## Required task
Tally the lines containing the word "frac" and give the total alone.

## Records supplied

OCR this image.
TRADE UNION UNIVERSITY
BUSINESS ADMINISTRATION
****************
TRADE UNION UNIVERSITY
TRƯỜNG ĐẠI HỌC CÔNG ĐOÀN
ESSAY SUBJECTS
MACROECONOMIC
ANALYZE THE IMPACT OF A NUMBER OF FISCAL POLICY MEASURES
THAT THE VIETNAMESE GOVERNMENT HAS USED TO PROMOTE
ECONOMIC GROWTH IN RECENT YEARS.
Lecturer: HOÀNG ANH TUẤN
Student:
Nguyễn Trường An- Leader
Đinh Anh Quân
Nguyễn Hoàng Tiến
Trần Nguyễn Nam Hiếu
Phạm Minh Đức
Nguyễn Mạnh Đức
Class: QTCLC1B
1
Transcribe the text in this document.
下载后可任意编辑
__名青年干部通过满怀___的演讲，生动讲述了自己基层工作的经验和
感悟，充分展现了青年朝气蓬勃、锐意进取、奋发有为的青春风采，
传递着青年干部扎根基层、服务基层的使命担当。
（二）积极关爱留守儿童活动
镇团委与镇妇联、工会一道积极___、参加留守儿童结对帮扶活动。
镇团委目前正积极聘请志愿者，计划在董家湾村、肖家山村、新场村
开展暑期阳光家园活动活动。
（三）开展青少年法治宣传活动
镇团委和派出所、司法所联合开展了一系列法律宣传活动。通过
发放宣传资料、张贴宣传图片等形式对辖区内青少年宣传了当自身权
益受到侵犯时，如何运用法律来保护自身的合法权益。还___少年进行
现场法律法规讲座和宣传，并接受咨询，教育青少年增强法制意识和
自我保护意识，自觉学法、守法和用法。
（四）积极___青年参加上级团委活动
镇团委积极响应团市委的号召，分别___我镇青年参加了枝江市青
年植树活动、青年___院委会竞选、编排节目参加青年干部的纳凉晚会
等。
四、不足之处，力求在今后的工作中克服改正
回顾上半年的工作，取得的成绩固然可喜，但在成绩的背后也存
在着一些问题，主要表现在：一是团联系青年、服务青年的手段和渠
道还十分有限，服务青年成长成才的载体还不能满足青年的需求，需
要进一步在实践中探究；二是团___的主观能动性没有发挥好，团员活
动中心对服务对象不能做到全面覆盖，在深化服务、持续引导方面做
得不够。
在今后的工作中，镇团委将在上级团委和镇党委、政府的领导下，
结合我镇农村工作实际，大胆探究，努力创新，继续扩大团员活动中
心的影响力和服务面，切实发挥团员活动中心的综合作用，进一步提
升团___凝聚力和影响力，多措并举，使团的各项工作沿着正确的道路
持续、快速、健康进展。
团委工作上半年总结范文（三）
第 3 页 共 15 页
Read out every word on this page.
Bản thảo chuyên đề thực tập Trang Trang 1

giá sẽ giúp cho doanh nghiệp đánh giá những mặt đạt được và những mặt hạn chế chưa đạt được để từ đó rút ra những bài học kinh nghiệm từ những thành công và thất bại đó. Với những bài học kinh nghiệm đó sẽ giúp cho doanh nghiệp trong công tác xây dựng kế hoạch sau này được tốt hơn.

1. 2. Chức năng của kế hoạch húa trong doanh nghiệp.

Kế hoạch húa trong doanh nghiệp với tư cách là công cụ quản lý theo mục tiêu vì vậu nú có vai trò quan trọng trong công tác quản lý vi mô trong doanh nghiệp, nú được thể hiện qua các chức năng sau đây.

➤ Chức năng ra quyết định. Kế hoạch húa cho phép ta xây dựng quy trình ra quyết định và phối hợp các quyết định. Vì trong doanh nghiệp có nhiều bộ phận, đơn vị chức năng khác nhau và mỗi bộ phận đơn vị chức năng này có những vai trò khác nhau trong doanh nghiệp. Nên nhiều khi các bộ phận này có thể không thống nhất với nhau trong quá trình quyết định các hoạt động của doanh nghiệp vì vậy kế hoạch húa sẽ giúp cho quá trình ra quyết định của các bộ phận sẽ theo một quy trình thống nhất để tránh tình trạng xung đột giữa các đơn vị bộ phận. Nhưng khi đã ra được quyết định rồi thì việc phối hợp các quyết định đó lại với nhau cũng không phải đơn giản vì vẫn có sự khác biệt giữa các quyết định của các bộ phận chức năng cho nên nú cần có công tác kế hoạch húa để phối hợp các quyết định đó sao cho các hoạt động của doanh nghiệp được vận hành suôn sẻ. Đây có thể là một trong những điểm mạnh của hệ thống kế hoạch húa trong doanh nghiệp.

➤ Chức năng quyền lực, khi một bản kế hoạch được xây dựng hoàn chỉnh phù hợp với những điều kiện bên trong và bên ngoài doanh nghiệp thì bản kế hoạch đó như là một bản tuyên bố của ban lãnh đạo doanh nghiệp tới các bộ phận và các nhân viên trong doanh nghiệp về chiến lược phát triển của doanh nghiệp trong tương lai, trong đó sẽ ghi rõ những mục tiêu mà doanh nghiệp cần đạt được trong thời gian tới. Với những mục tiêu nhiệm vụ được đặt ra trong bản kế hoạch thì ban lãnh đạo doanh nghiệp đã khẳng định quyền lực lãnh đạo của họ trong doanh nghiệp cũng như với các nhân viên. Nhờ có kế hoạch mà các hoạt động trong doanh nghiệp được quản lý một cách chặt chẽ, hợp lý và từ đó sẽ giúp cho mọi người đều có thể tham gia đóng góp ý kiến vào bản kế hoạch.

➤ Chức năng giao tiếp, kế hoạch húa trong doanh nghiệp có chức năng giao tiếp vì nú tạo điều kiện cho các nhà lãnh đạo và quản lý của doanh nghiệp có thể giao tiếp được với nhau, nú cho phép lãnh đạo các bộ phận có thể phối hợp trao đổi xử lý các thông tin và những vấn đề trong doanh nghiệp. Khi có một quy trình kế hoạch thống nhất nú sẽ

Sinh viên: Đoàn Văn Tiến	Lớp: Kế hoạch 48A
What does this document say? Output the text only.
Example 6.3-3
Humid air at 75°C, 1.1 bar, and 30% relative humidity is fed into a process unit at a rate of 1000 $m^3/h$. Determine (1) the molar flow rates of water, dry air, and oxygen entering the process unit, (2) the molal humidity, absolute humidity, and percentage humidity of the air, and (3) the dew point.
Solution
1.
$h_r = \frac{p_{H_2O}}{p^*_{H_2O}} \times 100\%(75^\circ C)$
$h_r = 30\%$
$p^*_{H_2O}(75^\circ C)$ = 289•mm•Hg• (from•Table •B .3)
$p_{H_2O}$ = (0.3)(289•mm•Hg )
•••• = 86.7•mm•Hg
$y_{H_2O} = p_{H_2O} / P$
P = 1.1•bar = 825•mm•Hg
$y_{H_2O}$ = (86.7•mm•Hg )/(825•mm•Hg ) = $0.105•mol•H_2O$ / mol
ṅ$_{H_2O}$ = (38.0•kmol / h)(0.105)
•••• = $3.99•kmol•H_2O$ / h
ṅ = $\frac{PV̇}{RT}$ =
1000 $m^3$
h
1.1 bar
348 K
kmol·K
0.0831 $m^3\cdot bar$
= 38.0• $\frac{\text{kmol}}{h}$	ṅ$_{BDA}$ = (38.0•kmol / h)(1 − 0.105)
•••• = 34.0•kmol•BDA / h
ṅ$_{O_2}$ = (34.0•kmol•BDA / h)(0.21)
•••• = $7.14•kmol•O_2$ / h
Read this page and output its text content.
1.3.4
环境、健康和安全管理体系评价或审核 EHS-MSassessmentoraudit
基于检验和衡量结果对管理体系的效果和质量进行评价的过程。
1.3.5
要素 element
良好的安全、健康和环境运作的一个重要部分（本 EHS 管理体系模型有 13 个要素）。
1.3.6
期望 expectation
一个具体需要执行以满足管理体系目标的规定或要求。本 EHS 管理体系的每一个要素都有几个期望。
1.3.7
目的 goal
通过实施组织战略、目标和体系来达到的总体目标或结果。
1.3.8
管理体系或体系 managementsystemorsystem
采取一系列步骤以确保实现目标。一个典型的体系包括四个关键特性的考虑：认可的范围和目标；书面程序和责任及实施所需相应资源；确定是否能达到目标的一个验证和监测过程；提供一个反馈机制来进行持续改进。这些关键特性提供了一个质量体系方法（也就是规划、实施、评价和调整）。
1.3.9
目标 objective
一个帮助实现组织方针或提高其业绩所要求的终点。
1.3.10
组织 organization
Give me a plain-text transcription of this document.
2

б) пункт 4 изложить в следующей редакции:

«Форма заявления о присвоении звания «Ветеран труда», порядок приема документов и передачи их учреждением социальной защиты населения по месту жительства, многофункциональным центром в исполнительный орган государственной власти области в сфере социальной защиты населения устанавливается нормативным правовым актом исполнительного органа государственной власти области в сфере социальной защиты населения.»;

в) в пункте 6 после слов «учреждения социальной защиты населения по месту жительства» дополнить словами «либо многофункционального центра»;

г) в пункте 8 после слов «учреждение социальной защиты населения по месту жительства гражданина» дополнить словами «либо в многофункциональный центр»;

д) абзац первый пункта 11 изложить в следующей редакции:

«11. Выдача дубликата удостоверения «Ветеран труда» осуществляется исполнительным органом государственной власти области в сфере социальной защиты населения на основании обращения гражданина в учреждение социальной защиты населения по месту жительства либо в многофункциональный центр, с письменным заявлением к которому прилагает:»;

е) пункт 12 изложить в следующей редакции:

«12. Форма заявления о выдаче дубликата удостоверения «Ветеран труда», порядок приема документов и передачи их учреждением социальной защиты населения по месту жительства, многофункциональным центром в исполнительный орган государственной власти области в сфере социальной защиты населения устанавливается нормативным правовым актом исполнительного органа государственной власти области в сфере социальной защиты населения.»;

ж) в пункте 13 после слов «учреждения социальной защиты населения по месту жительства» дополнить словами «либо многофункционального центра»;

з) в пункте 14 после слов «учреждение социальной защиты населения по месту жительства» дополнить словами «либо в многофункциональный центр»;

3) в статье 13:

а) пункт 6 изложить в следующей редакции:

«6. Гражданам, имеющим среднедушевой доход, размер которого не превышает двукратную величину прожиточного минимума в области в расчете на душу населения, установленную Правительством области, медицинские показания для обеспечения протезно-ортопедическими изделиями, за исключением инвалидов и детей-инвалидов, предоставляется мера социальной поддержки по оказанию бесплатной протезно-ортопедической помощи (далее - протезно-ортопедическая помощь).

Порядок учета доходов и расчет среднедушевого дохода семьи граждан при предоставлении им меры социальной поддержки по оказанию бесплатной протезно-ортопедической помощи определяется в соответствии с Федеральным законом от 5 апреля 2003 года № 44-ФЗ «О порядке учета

## Task output
3